GIVEN PROBLEM: Gather every line below where "Piazza" appears.

DATA ENTRIES:
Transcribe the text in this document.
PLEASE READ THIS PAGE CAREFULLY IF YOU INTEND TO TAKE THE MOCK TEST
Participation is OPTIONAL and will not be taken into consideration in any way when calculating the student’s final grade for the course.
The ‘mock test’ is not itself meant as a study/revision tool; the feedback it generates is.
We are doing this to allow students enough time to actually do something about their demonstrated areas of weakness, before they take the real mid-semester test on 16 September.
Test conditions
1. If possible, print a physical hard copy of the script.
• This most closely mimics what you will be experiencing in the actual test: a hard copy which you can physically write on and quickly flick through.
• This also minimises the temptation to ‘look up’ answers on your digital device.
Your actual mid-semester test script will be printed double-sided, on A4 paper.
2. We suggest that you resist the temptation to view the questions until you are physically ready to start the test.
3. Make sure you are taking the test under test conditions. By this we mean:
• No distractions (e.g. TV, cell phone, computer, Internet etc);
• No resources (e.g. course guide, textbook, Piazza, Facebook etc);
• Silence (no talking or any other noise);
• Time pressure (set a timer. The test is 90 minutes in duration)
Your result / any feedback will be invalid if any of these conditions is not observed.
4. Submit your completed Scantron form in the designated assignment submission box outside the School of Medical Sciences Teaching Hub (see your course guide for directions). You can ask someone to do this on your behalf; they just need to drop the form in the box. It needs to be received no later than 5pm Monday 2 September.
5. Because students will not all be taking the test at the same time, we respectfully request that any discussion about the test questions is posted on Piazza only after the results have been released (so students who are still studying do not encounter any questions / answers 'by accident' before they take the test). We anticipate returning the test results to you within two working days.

* * *

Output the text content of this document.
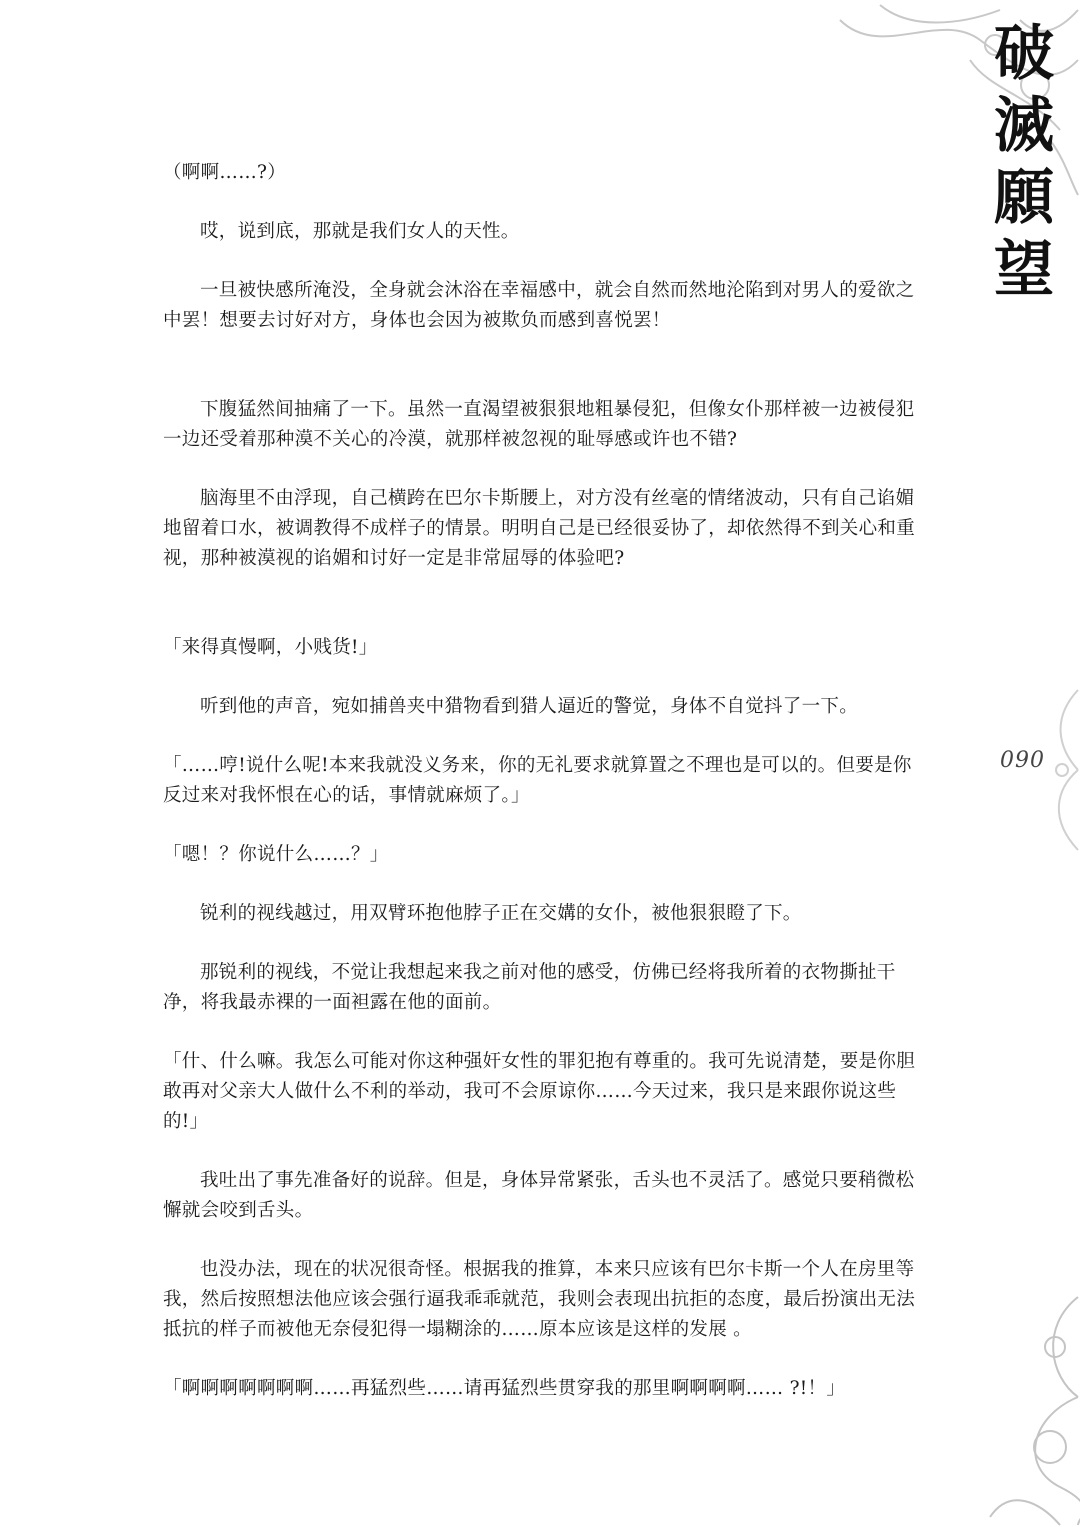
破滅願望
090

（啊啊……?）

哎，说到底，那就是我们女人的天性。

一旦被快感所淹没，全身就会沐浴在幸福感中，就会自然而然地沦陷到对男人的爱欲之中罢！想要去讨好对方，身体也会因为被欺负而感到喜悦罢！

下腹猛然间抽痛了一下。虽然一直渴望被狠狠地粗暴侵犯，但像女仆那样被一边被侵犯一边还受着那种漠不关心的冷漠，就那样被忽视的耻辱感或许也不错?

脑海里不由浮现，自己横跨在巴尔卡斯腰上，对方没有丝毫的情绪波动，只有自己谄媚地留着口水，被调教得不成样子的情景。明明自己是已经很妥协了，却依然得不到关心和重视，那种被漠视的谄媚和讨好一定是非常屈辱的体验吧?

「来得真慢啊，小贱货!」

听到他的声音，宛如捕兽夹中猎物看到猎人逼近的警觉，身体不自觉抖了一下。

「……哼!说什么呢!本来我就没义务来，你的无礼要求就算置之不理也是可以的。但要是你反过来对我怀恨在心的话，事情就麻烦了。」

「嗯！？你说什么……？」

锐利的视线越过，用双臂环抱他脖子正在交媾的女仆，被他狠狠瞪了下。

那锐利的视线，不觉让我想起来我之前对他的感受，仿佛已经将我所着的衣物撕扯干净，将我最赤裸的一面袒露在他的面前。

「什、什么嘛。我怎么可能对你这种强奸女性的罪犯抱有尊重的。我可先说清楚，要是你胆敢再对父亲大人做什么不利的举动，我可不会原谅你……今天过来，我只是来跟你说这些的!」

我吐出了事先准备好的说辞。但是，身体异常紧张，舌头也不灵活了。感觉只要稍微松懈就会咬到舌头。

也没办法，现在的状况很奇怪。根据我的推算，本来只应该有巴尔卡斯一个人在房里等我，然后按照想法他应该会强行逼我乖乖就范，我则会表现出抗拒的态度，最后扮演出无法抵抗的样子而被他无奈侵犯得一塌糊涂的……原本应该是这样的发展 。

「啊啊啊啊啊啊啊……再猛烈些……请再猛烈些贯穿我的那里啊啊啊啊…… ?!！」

THE OUTPUT:
• No resources (e.g. course guide, textbook, Piazza, Facebook etc);
5. Because students will not all be taking the test at the same time, we respectfully request that any discussion about the test questions is posted on Piazza only after the results have been released (so students who are still studying do not encounter any questions / answers 'by accident' before they take the test). We anticipate returning the test results to you within two working days.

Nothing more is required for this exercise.